## Texte source
--- --- ---

II. RESUME Vittorio, dit 'Accattone' (en italien : "le mendiant"), vit dans une petite bourgade des environs de Rome. Oisif volontaire, il passe ses journées au bistrot avec ses amis, empruntant sans cesse de l'argent autour de lui, et se moquant de ceux qui, comme son frère, font le choix d'aller travailler.

Son maigre revenu, il l'obtient, comme ses compagnons, en jouant les souteneurs pour les jeunes filles : il leur offre un abri, mais récolte l'argent qu'elles gagnent en se prostituant, la nuit tombée. La jeune femme dont il s'occupe à présent est Maddalena, dont le mari est en prison. Or, un jour, des amis de son mari viennent la voir et lui proposent une passe : finalement, ils la violent et l'agressent dans les terrains vagues de la périphérie urbaine, à la nuit tombée. Le lendemain, la police fait défiler devant elle des suspects : elle reconnaît et tente de faire condamner ses agresseurs, mais choisit de ne pas dénoncer Accattone, pourtant coupable aux yeux de la loi. Accattone se retrouve donc sans moyen de subsistance. Il rend visite à son jeune fils, dont la mère ne veut plus lui parler : il est la figure d'un père aimant, mais incapable d'assumer sa paternité. C'est alors qu'il rencontre Stella, une jeune fille simple mais qui veut bien faire : il en tombe bientôt amoureux, en particulier parce qu'il envie son innocence, le fait qu'elle ne puisse pas comprendre la laideur du monde. Pour tenter de séduire Stella, il vole notamment la chaîne en or de son jeune fils, afin de lui offrir des cadeaux. Celle-ci cède bientôt, et Accattone ne tarde pas à lui demander de se prostituer également ; cependant, c'est un échec, Stella fond en larmes devant son premier client, qui la refuse par la suite. Accattone ne la laisse pas pour autant : visiblement amoureux, il la laisse emménager chez lui, et décide de trouver un travail afin de subvenir lui-même à ses besoins. Il travaille une journée dans l'entreprise où son frère l'a recommandé, mais il abandonne en cours de journée, en comparant le travail aux camps de concentration : "c'est pire que Buchenwald, ici". Face à ses exigences financières, il cède à la proposition de son ami, le voleur Balilla : "Depuis que le monde est monde, y'a jamais eu de voleurs au chômage !" Cependant, lors de son premier larcin, il dérobe une moto pour échapper à la police. Dans sa fuite, il percute un

camion, s'écroule sur la chaussée, près d'un trottoir, et meurt en disant : "Maintenant, j'suis bien."

--- --- ---

## Items fournis
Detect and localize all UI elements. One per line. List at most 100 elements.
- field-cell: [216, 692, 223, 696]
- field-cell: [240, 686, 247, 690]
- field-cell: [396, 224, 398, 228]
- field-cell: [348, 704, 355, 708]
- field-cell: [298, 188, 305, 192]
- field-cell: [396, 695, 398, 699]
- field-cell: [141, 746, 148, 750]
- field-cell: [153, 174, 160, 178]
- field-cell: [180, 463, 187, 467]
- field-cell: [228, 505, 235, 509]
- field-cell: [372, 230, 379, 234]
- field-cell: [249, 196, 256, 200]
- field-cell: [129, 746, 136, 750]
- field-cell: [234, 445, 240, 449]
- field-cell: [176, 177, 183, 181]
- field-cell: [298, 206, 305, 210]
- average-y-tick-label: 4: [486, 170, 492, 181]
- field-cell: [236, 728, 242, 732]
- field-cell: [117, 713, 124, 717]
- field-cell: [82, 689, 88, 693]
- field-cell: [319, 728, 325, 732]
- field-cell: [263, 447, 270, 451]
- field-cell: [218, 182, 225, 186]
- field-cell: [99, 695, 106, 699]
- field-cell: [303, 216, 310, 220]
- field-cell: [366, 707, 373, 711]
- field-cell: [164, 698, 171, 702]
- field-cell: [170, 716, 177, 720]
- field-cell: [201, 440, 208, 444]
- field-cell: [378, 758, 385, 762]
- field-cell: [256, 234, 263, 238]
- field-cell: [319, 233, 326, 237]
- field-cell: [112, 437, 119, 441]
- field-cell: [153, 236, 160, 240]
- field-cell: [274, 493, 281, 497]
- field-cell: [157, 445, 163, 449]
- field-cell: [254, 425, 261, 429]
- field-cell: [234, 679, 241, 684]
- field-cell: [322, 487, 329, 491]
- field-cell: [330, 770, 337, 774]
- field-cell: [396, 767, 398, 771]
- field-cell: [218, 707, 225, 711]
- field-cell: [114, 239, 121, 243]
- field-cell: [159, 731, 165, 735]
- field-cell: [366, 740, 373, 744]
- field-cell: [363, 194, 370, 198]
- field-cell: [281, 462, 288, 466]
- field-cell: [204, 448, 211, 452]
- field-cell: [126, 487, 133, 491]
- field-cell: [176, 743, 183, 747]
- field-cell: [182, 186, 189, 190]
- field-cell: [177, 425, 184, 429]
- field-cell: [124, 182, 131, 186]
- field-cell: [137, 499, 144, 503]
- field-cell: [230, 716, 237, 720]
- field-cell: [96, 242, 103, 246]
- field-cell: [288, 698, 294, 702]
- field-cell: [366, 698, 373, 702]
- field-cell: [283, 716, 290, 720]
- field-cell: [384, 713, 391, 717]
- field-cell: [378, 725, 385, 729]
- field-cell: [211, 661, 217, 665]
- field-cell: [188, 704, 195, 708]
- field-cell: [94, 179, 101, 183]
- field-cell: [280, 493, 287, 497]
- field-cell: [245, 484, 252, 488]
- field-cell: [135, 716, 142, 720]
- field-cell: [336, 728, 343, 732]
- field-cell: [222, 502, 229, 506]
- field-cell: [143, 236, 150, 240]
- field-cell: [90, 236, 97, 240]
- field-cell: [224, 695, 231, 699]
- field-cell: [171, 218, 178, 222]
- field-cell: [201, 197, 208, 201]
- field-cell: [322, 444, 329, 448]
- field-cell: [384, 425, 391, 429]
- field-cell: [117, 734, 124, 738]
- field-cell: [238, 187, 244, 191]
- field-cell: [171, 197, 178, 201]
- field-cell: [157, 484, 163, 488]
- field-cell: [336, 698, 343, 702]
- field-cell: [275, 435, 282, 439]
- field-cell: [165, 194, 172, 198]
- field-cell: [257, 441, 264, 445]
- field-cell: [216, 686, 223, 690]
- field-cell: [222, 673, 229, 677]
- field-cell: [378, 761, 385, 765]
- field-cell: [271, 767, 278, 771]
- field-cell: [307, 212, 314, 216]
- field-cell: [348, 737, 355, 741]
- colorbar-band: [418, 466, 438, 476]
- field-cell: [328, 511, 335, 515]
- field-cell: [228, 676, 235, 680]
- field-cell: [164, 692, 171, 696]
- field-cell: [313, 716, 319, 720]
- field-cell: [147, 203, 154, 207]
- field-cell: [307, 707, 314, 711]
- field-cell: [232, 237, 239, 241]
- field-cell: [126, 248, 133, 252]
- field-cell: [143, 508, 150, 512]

--- --- ---

Recopiez à l'identique, s'il vous plaît, le passage du résumé allant de « II. RESUME Vittorio, dit » jusqu'à « choix d'aller travailler. » inclus.

II. RESUME Vittorio, dit 'Accattone' (en italien : "le mendiant"), vit dans une petite bourgade des environs de Rome. Oisif volontaire, il passe ses journées au bistrot avec ses amis, empruntant sans cesse de l'argent autour de lui, et se moquant de ceux qui, comme son frère, font le choix d'aller travailler.